[Records to use start]
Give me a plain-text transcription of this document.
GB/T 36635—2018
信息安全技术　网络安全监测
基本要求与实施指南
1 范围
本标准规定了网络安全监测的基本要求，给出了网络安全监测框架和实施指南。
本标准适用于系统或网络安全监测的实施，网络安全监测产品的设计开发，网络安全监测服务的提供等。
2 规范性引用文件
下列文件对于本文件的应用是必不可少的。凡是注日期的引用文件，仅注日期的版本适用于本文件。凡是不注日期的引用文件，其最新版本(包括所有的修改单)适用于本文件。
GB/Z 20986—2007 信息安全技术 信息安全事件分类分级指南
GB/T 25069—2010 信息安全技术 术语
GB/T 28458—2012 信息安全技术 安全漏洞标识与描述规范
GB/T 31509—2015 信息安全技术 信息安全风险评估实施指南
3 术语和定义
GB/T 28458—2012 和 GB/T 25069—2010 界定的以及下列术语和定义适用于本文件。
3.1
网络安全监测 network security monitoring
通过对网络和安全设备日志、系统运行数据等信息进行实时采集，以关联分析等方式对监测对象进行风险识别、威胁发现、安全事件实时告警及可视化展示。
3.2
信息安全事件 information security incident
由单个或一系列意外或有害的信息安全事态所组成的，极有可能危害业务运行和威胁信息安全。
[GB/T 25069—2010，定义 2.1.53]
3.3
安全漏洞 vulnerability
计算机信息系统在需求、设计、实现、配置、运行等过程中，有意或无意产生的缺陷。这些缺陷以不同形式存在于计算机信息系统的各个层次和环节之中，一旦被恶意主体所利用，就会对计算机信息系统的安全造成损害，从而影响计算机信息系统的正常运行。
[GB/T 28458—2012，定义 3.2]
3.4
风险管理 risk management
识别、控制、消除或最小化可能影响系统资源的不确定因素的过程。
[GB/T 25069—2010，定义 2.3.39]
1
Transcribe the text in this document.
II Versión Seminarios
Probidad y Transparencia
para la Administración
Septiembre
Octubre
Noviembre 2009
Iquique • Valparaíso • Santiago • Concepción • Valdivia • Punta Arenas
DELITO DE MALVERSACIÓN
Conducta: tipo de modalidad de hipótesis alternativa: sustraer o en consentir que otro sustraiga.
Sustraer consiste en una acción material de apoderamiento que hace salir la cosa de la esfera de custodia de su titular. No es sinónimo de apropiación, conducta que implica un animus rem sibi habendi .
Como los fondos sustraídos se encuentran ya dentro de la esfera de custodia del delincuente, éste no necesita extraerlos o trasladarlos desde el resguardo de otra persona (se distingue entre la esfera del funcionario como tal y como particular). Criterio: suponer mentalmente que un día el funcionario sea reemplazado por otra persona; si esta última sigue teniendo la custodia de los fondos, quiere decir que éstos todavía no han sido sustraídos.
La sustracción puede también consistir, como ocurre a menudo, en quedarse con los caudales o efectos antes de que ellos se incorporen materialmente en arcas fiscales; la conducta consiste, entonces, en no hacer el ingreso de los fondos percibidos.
[Records to use end]
Exercise goal:
Could you transcribe the records in full, exactly?

Result of this task:
Give me a plain-text transcription of this document.
GB/T 36635—2018
信息安全技术　网络安全监测
基本要求与实施指南
1 范围
本标准规定了网络安全监测的基本要求，给出了网络安全监测框架和实施指南。
本标准适用于系统或网络安全监测的实施，网络安全监测产品的设计开发，网络安全监测服务的提供等。
2 规范性引用文件
下列文件对于本文件的应用是必不可少的。凡是注日期的引用文件，仅注日期的版本适用于本文件。凡是不注日期的引用文件，其最新版本(包括所有的修改单)适用于本文件。
GB/Z 20986—2007 信息安全技术 信息安全事件分类分级指南
GB/T 25069—2010 信息安全技术 术语
GB/T 28458—2012 信息安全技术 安全漏洞标识与描述规范
GB/T 31509—2015 信息安全技术 信息安全风险评估实施指南
3 术语和定义
GB/T 28458—2012 和 GB/T 25069—2010 界定的以及下列术语和定义适用于本文件。
3.1
网络安全监测 network security monitoring
通过对网络和安全设备日志、系统运行数据等信息进行实时采集，以关联分析等方式对监测对象进行风险识别、威胁发现、安全事件实时告警及可视化展示。
3.2
信息安全事件 information security incident
由单个或一系列意外或有害的信息安全事态所组成的，极有可能危害业务运行和威胁信息安全。
[GB/T 25069—2010，定义 2.1.53]
3.3
安全漏洞 vulnerability
计算机信息系统在需求、设计、实现、配置、运行等过程中，有意或无意产生的缺陷。这些缺陷以不同形式存在于计算机信息系统的各个层次和环节之中，一旦被恶意主体所利用，就会对计算机信息系统的安全造成损害，从而影响计算机信息系统的正常运行。
[GB/T 28458—2012，定义 3.2]
3.4
风险管理 risk management
识别、控制、消除或最小化可能影响系统资源的不确定因素的过程。
[GB/T 25069—2010，定义 2.3.39]
1
Transcribe the text in this document.
II Versión Seminarios
Probidad y Transparencia
para la Administración
Septiembre
Octubre
Noviembre 2009
Iquique • Valparaíso • Santiago • Concepción • Valdivia • Punta Arenas
DELITO DE MALVERSACIÓN
Conducta: tipo de modalidad de hipótesis alternativa: sustraer o en consentir que otro sustraiga.
Sustraer consiste en una acción material de apoderamiento que hace salir la cosa de la esfera de custodia de su titular. No es sinónimo de apropiación, conducta que implica un animus rem sibi habendi .
Como los fondos sustraídos se encuentran ya dentro de la esfera de custodia del delincuente, éste no necesita extraerlos o trasladarlos desde el resguardo de otra persona (se distingue entre la esfera del funcionario como tal y como particular). Criterio: suponer mentalmente que un día el funcionario sea reemplazado por otra persona; si esta última sigue teniendo la custodia de los fondos, quiere decir que éstos todavía no han sido sustraídos.
La sustracción puede también consistir, como ocurre a menudo, en quedarse con los caudales o efectos antes de que ellos se incorporen materialmente en arcas fiscales; la conducta consiste, entonces, en no hacer el ingreso de los fondos percibidos.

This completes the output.